TASK REQUIREMENTS: Filter the entries and keep only the lines where the string "structured" appears.

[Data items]
** begin **

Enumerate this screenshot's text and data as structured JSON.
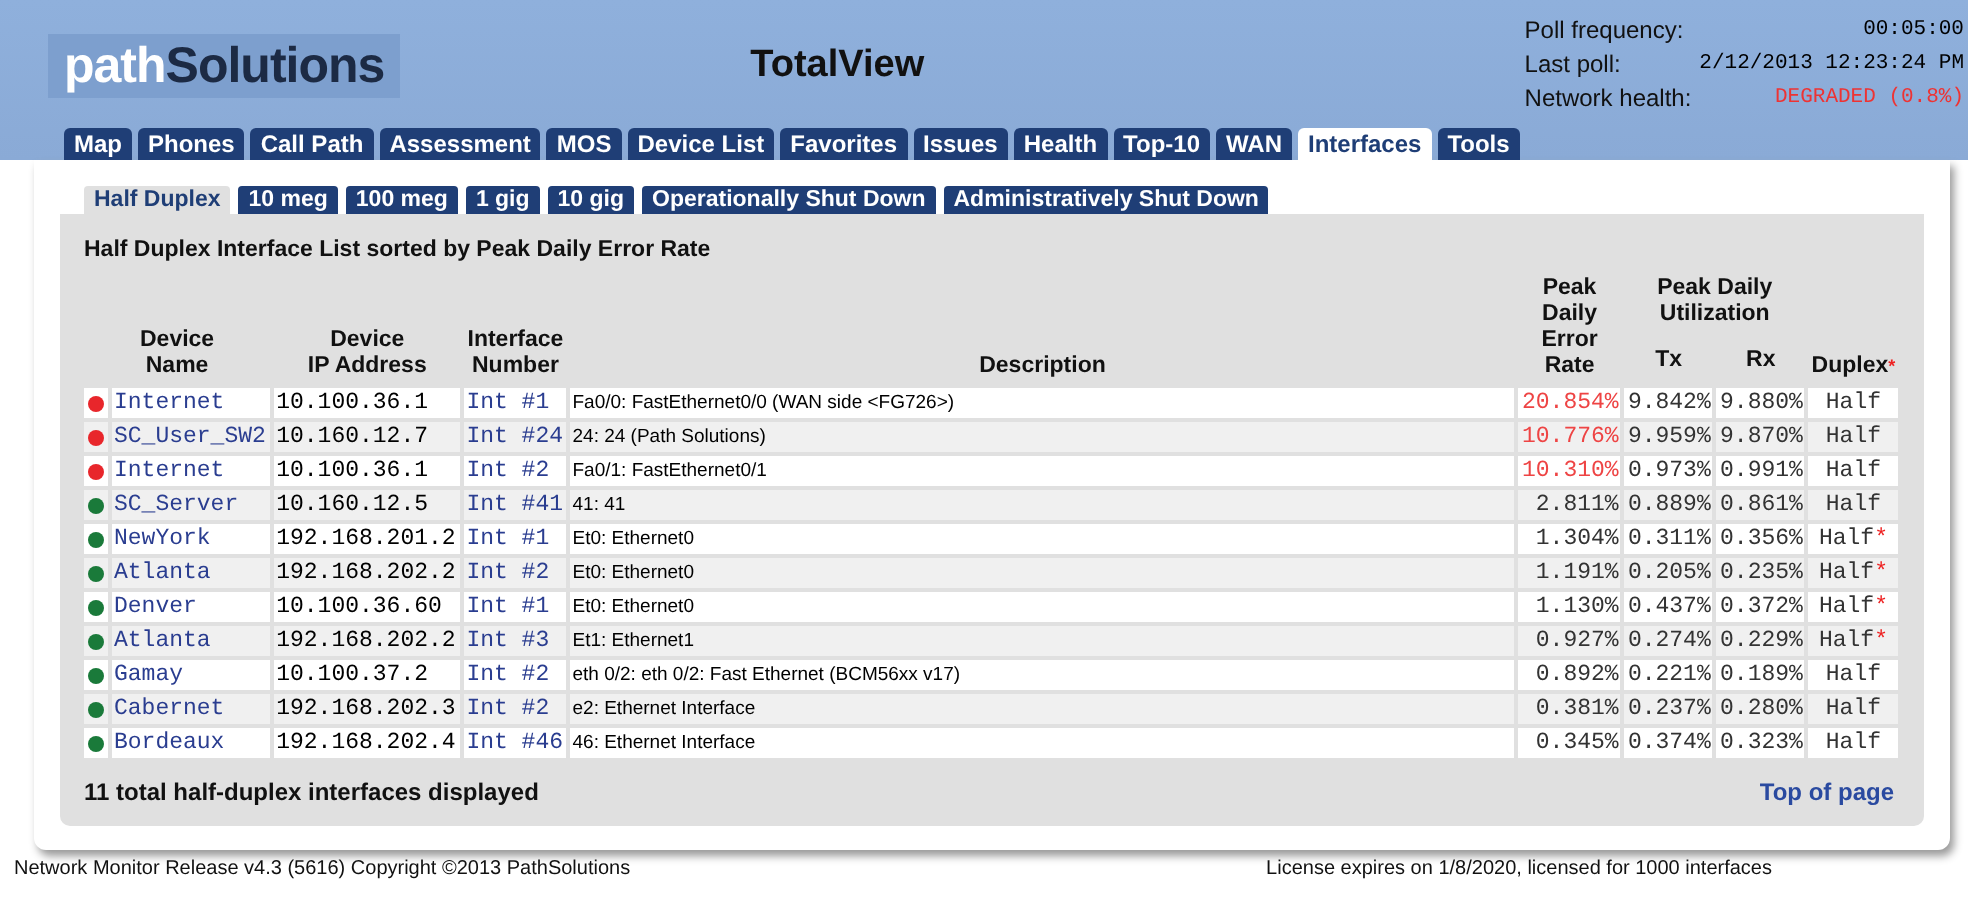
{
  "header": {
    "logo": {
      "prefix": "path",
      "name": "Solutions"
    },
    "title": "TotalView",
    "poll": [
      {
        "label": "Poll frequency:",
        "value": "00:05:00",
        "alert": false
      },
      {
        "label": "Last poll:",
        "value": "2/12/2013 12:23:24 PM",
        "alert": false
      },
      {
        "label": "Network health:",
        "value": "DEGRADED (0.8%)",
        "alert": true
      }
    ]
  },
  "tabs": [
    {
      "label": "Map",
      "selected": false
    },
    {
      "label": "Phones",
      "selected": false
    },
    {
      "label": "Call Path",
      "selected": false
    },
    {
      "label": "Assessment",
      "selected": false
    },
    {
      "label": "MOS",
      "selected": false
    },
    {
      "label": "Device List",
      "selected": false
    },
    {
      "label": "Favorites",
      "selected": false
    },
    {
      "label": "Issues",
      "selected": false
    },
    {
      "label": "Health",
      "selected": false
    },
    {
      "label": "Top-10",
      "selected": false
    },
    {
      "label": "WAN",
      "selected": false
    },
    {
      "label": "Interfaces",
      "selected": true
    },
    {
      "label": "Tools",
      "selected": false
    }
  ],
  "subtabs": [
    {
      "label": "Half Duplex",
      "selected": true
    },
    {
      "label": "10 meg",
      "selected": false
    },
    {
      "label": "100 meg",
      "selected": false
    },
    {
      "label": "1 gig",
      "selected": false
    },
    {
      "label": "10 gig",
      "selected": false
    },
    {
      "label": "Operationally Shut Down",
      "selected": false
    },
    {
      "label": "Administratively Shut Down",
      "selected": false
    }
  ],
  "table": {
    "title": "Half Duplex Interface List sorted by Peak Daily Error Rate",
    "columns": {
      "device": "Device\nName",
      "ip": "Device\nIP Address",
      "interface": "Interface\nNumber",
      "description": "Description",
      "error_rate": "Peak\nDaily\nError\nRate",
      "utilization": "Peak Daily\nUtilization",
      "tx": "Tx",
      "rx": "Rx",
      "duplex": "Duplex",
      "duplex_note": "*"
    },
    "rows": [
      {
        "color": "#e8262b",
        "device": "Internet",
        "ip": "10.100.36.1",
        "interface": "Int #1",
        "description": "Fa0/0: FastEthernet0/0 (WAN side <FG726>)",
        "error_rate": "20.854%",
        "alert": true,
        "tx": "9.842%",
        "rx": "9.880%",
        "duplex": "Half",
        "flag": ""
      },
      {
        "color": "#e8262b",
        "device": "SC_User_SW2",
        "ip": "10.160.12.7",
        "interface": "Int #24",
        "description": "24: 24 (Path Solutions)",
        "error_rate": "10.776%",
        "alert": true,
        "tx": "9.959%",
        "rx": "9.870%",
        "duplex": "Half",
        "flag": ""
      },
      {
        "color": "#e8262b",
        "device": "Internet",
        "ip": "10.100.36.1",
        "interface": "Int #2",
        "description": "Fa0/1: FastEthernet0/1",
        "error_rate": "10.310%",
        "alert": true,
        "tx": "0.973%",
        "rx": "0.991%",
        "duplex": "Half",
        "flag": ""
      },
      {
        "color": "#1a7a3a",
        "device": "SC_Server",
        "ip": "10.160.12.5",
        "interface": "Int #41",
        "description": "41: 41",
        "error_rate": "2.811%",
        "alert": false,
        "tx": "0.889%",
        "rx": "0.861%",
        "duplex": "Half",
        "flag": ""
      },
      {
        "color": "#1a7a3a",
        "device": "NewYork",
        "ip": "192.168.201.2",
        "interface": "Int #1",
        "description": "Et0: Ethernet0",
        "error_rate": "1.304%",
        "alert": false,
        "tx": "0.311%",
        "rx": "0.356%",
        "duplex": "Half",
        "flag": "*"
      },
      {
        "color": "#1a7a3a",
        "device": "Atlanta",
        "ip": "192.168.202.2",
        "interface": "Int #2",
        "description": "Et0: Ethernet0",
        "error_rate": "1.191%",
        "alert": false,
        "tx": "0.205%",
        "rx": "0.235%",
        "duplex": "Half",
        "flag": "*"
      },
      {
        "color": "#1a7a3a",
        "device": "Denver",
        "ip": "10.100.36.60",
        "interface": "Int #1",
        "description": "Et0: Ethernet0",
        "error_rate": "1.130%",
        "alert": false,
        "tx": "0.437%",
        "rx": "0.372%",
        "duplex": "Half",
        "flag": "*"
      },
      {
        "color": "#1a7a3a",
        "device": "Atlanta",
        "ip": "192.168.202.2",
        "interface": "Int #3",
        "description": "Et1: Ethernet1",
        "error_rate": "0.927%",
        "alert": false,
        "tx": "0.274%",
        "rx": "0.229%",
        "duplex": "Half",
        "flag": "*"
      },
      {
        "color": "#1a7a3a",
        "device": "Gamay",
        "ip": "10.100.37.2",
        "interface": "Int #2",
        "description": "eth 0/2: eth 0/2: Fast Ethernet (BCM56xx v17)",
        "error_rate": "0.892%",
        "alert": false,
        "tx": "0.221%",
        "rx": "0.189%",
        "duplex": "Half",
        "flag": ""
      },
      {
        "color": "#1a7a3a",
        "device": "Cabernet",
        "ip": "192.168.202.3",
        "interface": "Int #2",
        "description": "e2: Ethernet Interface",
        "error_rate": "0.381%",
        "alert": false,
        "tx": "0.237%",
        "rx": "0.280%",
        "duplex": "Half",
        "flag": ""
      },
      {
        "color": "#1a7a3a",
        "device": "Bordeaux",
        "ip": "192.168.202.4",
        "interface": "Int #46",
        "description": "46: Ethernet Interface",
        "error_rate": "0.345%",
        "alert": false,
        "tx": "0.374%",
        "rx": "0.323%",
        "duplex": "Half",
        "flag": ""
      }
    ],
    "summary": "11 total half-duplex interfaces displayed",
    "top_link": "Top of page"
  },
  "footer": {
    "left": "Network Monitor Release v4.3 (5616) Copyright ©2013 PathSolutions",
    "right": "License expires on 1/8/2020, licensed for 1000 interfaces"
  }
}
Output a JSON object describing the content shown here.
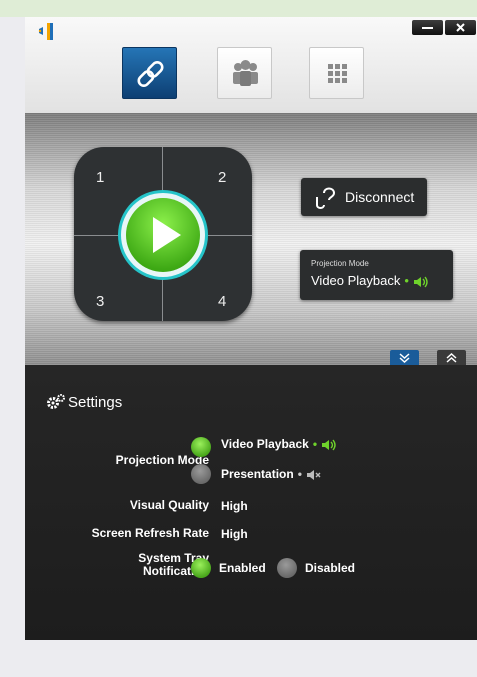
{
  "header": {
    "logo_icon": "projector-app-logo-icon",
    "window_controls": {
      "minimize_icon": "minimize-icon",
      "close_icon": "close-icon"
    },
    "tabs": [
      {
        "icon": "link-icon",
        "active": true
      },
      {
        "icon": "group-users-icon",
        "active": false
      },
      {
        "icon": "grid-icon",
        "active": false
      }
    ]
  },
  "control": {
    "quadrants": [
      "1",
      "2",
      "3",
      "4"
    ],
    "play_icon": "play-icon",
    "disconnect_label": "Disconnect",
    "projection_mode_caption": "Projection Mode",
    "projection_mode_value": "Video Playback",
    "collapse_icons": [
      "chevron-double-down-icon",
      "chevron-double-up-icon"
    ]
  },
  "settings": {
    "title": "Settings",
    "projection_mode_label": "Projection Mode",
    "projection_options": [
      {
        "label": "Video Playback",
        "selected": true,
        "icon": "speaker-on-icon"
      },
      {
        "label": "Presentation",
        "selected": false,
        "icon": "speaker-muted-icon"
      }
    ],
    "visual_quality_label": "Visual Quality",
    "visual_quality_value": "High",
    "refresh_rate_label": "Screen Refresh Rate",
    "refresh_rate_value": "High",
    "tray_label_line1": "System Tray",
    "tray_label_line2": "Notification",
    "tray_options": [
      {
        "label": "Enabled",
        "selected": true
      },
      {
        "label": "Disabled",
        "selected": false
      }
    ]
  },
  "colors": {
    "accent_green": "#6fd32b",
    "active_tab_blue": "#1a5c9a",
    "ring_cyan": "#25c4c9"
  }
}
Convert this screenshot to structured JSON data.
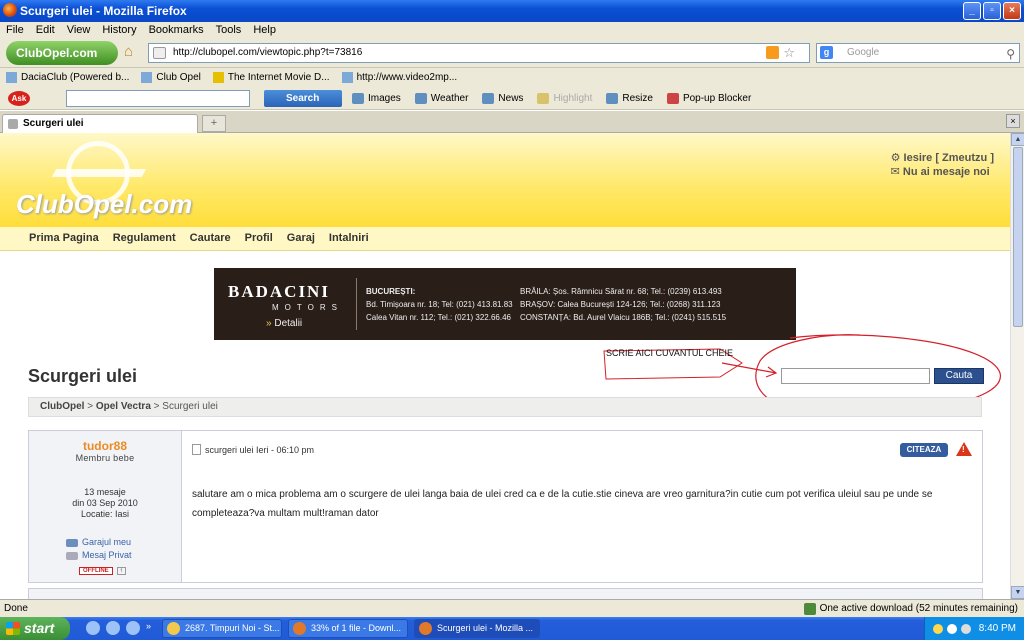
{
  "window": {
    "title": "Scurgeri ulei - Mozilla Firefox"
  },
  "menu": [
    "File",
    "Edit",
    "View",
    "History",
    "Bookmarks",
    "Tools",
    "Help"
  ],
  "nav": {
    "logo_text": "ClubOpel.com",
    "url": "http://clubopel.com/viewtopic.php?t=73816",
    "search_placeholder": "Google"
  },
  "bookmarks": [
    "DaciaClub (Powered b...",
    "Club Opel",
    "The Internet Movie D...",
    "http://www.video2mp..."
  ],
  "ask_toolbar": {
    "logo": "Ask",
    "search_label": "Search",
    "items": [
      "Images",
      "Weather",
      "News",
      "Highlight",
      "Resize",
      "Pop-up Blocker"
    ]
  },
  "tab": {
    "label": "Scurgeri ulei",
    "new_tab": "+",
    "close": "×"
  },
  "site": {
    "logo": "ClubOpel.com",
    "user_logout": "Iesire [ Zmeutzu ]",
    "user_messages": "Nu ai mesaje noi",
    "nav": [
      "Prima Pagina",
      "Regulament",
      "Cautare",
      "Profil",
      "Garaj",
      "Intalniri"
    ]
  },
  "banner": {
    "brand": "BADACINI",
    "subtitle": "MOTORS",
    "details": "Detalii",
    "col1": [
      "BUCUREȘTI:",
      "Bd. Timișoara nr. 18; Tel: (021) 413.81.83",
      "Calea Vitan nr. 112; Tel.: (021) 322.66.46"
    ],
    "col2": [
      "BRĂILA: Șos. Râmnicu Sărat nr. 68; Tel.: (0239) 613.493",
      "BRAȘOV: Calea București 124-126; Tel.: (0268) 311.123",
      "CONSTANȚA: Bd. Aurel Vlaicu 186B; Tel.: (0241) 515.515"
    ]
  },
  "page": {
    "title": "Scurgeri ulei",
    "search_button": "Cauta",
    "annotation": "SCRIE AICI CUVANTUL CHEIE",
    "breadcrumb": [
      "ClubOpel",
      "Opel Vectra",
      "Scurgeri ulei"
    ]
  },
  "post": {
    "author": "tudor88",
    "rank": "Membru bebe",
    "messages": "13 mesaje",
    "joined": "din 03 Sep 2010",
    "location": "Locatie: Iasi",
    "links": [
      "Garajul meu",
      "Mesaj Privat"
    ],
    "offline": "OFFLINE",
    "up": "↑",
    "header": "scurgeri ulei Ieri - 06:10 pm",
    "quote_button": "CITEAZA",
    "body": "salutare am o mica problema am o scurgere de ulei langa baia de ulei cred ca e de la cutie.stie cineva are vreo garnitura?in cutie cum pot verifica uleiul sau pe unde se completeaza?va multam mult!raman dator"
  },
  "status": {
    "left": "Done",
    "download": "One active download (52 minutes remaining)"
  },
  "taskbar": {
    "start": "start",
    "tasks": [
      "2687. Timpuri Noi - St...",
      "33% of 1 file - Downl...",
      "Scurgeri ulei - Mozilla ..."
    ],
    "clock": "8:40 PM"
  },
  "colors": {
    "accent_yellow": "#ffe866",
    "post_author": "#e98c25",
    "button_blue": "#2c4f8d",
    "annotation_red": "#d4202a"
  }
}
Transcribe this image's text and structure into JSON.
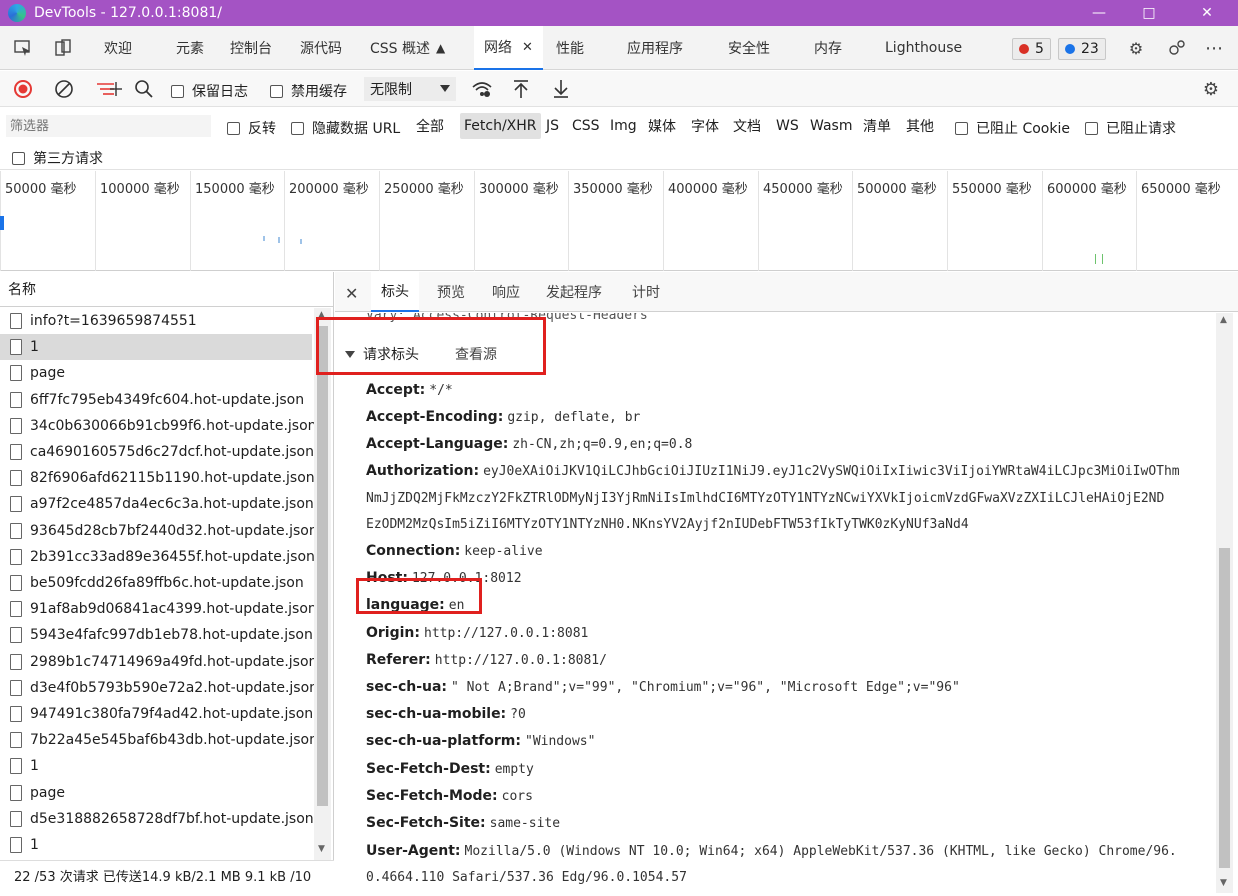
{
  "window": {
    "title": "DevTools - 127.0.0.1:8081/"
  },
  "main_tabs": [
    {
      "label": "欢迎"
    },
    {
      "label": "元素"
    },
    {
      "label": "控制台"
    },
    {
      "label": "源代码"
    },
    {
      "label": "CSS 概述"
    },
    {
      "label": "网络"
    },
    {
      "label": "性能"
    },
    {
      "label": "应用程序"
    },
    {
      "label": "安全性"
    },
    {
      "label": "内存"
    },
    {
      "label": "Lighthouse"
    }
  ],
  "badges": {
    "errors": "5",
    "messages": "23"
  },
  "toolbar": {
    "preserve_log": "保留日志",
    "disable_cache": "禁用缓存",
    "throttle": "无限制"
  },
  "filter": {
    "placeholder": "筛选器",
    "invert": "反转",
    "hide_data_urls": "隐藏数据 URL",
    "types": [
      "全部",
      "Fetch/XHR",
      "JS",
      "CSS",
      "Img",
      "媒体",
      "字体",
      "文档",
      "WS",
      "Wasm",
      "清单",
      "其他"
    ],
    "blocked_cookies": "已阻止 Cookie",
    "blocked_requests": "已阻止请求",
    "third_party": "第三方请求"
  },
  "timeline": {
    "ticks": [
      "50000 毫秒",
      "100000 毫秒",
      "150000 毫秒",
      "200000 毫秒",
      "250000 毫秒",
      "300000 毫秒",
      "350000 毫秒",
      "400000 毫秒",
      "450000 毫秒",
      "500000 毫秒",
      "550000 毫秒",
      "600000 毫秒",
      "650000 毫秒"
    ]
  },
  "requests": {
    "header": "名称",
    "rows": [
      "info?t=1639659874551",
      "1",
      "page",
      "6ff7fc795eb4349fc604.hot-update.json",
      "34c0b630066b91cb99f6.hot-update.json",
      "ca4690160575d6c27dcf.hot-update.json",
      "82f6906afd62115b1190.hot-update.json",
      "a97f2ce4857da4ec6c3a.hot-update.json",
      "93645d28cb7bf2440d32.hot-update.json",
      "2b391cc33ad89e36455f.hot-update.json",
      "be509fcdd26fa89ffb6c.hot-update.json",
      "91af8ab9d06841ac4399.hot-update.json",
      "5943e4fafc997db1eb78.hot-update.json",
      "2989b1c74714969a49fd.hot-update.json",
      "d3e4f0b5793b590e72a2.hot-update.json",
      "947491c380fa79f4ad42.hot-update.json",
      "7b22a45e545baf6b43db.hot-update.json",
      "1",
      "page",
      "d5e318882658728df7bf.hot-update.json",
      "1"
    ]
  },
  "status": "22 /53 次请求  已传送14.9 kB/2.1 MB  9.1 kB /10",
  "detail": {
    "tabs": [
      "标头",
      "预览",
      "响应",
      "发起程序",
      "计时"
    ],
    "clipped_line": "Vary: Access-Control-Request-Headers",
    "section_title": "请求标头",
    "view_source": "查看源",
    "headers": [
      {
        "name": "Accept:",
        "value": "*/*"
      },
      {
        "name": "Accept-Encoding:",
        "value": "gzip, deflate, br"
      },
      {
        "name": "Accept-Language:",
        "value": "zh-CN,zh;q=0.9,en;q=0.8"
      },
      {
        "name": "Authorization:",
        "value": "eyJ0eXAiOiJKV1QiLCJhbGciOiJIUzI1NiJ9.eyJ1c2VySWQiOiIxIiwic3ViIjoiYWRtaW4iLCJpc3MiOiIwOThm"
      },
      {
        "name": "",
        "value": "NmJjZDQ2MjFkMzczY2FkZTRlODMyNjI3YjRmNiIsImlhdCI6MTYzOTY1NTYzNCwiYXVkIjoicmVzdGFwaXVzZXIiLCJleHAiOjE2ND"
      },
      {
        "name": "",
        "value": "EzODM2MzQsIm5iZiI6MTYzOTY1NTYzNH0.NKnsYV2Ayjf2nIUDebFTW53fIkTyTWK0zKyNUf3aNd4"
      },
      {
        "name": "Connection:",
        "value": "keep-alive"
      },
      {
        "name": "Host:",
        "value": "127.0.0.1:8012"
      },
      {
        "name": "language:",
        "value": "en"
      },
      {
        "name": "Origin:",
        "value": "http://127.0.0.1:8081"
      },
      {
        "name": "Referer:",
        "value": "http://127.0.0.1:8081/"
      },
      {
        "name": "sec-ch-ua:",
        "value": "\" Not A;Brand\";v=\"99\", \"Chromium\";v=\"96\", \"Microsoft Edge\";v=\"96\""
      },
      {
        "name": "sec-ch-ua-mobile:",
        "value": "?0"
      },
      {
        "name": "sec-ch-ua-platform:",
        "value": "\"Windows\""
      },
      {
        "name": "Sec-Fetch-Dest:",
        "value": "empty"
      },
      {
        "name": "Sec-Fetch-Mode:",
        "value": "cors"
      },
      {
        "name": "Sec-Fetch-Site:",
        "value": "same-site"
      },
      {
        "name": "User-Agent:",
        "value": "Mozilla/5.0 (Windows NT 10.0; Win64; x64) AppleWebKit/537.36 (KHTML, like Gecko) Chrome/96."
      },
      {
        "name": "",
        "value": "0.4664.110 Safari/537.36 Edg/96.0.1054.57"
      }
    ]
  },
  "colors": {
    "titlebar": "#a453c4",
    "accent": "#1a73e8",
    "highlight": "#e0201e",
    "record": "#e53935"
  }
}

** end **

FULL RESPONSE:
Enumerate this screenshot's text and data as structured JSON.
Convert this screenshot to structured JSON data.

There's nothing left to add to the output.